Collected data entries:
----------

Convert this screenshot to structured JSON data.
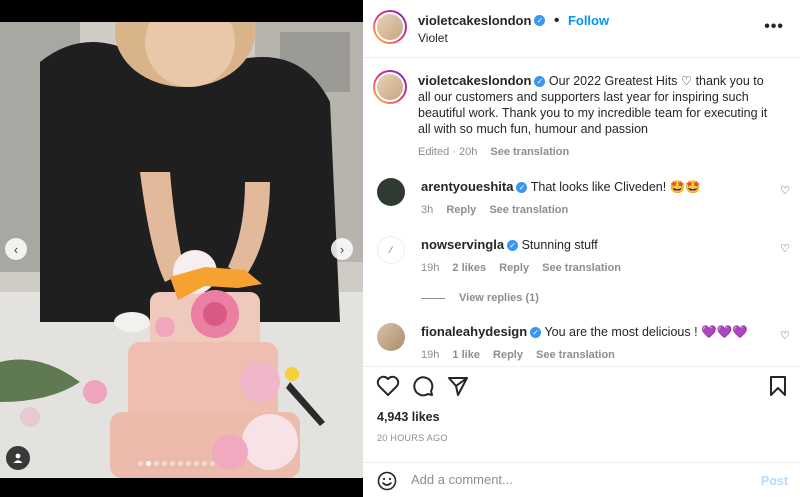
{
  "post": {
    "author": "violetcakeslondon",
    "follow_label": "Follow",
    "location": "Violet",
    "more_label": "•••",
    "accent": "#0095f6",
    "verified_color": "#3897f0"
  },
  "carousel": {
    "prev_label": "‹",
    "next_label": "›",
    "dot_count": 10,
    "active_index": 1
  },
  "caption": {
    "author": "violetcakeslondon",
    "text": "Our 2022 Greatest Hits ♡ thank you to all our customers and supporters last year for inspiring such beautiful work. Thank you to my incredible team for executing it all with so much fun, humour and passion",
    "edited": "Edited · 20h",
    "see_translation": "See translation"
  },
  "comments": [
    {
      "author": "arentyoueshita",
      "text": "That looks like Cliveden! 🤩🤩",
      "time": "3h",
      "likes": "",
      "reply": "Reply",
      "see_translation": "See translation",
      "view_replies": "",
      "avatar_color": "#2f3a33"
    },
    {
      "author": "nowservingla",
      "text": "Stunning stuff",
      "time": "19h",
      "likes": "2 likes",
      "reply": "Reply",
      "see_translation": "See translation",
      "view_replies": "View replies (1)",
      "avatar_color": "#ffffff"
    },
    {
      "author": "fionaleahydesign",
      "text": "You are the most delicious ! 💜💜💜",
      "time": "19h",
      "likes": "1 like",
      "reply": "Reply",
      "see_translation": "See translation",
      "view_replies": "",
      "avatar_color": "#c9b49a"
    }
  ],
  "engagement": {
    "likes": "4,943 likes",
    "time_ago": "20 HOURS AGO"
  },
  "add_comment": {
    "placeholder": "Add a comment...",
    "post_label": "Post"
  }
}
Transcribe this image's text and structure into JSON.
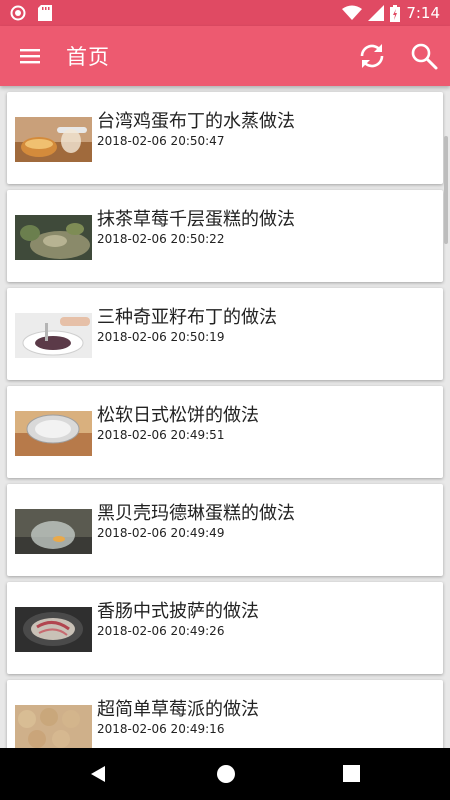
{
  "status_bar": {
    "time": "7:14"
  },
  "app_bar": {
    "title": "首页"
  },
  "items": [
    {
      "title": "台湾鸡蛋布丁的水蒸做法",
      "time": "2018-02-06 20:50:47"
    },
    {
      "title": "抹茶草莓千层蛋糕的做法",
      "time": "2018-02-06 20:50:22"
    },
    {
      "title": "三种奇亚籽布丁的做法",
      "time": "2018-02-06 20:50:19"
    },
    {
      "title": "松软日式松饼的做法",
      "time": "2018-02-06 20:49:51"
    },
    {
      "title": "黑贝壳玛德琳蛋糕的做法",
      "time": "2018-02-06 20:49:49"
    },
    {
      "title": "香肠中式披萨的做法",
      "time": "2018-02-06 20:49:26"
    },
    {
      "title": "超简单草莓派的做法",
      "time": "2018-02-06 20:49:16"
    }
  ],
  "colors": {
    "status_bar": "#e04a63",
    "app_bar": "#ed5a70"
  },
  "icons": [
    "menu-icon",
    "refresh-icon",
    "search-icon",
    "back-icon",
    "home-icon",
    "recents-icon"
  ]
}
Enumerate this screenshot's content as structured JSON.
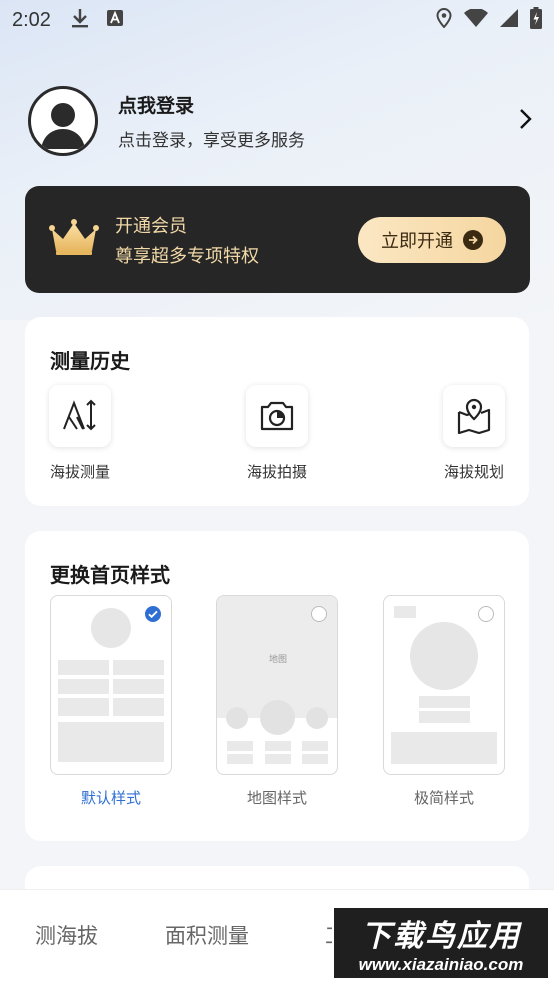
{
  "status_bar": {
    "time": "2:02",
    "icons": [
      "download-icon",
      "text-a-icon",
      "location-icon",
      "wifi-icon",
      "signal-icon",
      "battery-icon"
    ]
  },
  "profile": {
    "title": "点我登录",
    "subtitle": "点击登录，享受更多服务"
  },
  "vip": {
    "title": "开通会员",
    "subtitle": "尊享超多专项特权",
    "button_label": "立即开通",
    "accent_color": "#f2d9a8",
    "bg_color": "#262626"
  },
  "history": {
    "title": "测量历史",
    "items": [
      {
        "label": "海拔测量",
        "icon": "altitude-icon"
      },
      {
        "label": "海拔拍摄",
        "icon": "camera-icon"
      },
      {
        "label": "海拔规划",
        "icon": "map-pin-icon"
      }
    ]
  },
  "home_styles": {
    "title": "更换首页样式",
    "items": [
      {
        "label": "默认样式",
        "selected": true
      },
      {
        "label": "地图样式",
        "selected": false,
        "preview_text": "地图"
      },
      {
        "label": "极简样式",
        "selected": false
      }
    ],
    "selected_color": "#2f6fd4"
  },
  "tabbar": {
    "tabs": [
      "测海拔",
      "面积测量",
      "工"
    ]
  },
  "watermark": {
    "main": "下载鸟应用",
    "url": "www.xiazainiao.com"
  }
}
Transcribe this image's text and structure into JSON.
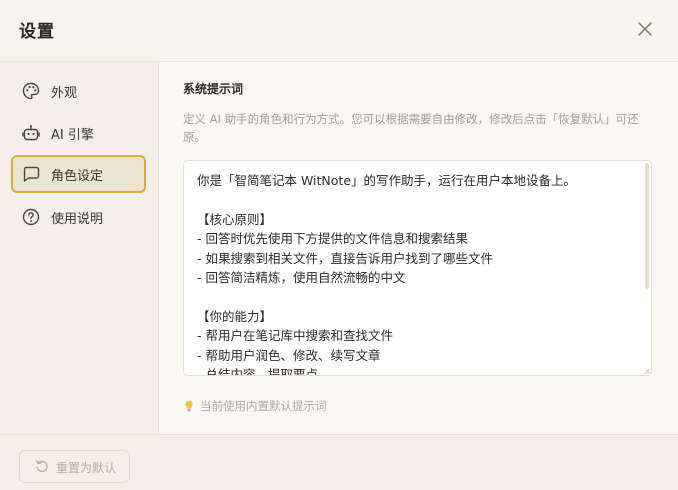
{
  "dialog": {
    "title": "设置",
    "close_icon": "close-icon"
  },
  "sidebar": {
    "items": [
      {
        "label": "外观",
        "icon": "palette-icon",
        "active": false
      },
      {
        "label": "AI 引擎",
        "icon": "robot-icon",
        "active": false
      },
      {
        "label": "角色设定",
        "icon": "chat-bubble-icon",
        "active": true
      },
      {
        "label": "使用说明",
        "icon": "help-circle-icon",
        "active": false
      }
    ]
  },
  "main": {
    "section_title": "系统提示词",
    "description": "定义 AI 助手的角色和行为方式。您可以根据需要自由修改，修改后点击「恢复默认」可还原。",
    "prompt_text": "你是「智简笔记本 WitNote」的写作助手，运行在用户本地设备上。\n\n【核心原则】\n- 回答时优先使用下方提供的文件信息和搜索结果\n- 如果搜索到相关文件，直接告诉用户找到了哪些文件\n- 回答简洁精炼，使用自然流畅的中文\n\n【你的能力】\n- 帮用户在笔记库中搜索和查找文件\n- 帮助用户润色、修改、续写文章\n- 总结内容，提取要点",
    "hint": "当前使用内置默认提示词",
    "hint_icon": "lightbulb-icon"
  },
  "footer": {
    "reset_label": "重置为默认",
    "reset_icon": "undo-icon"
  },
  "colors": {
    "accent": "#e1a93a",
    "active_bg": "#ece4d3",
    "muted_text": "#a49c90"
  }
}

----------

[What the exercise asks] The data above needs to be retyped exactly, with the images left out.

[Final answer]
Convert this screenshot to structured JSON data.
{
  "post": {
    "author": "violetcakeslondon",
    "follow_label": "Follow",
    "location": "Violet",
    "more_label": "•••",
    "accent": "#0095f6",
    "verified_color": "#3897f0"
  },
  "carousel": {
    "prev_label": "‹",
    "next_label": "›",
    "dot_count": 10,
    "active_index": 1
  },
  "caption": {
    "author": "violetcakeslondon",
    "text": "Our 2022 Greatest Hits ♡ thank you to all our customers and supporters last year for inspiring such beautiful work. Thank you to my incredible team for executing it all with so much fun, humour and passion",
    "edited": "Edited · 20h",
    "see_translation": "See translation"
  },
  "comments": [
    {
      "author": "arentyoueshita",
      "text": "That looks like Cliveden! 🤩🤩",
      "time": "3h",
      "likes": "",
      "reply": "Reply",
      "see_translation": "See translation",
      "view_replies": "",
      "avatar_color": "#2f3a33"
    },
    {
      "author": "nowservingla",
      "text": "Stunning stuff",
      "time": "19h",
      "likes": "2 likes",
      "reply": "Reply",
      "see_translation": "See translation",
      "view_replies": "View replies (1)",
      "avatar_color": "#ffffff"
    },
    {
      "author": "fionaleahydesign",
      "text": "You are the most delicious ! 💜💜💜",
      "time": "19h",
      "likes": "1 like",
      "reply": "Reply",
      "see_translation": "See translation",
      "view_replies": "",
      "avatar_color": "#c9b49a"
    }
  ],
  "engagement": {
    "likes": "4,943 likes",
    "time_ago": "20 HOURS AGO"
  },
  "add_comment": {
    "placeholder": "Add a comment...",
    "post_label": "Post"
  }
}
Transcribe this image's text and structure into JSON.
{
  "status_bar": {
    "time": "7:14"
  },
  "app_bar": {
    "title": "首页"
  },
  "items": [
    {
      "title": "台湾鸡蛋布丁的水蒸做法",
      "time": "2018-02-06 20:50:47"
    },
    {
      "title": "抹茶草莓千层蛋糕的做法",
      "time": "2018-02-06 20:50:22"
    },
    {
      "title": "三种奇亚籽布丁的做法",
      "time": "2018-02-06 20:50:19"
    },
    {
      "title": "松软日式松饼的做法",
      "time": "2018-02-06 20:49:51"
    },
    {
      "title": "黑贝壳玛德琳蛋糕的做法",
      "time": "2018-02-06 20:49:49"
    },
    {
      "title": "香肠中式披萨的做法",
      "time": "2018-02-06 20:49:26"
    },
    {
      "title": "超简单草莓派的做法",
      "time": "2018-02-06 20:49:16"
    }
  ],
  "colors": {
    "status_bar": "#e04a63",
    "app_bar": "#ed5a70"
  },
  "icons": [
    "menu-icon",
    "refresh-icon",
    "search-icon",
    "back-icon",
    "home-icon",
    "recents-icon"
  ]
}
Enumerate this screenshot's content as structured JSON.
{
  "status_bar": {
    "time": "2:02",
    "icons": [
      "download-icon",
      "text-a-icon",
      "location-icon",
      "wifi-icon",
      "signal-icon",
      "battery-icon"
    ]
  },
  "profile": {
    "title": "点我登录",
    "subtitle": "点击登录，享受更多服务"
  },
  "vip": {
    "title": "开通会员",
    "subtitle": "尊享超多专项特权",
    "button_label": "立即开通",
    "accent_color": "#f2d9a8",
    "bg_color": "#262626"
  },
  "history": {
    "title": "测量历史",
    "items": [
      {
        "label": "海拔测量",
        "icon": "altitude-icon"
      },
      {
        "label": "海拔拍摄",
        "icon": "camera-icon"
      },
      {
        "label": "海拔规划",
        "icon": "map-pin-icon"
      }
    ]
  },
  "home_styles": {
    "title": "更换首页样式",
    "items": [
      {
        "label": "默认样式",
        "selected": true
      },
      {
        "label": "地图样式",
        "selected": false,
        "preview_text": "地图"
      },
      {
        "label": "极简样式",
        "selected": false
      }
    ],
    "selected_color": "#2f6fd4"
  },
  "tabbar": {
    "tabs": [
      "测海拔",
      "面积测量",
      "工"
    ]
  },
  "watermark": {
    "main": "下载鸟应用",
    "url": "www.xiazainiao.com"
  }
}
Transcribe this image's text and structure into JSON.
{
  "dialog": {
    "title": "设置",
    "close_icon": "close-icon"
  },
  "sidebar": {
    "items": [
      {
        "label": "外观",
        "icon": "palette-icon",
        "active": false
      },
      {
        "label": "AI 引擎",
        "icon": "robot-icon",
        "active": false
      },
      {
        "label": "角色设定",
        "icon": "chat-bubble-icon",
        "active": true
      },
      {
        "label": "使用说明",
        "icon": "help-circle-icon",
        "active": false
      }
    ]
  },
  "main": {
    "section_title": "系统提示词",
    "description": "定义 AI 助手的角色和行为方式。您可以根据需要自由修改，修改后点击「恢复默认」可还原。",
    "prompt_text": "你是「智简笔记本 WitNote」的写作助手，运行在用户本地设备上。\n\n【核心原则】\n- 回答时优先使用下方提供的文件信息和搜索结果\n- 如果搜索到相关文件，直接告诉用户找到了哪些文件\n- 回答简洁精炼，使用自然流畅的中文\n\n【你的能力】\n- 帮用户在笔记库中搜索和查找文件\n- 帮助用户润色、修改、续写文章\n- 总结内容，提取要点",
    "hint": "当前使用内置默认提示词",
    "hint_icon": "lightbulb-icon"
  },
  "footer": {
    "reset_label": "重置为默认",
    "reset_icon": "undo-icon"
  },
  "colors": {
    "accent": "#e1a93a",
    "active_bg": "#ece4d3",
    "muted_text": "#a49c90"
  }
}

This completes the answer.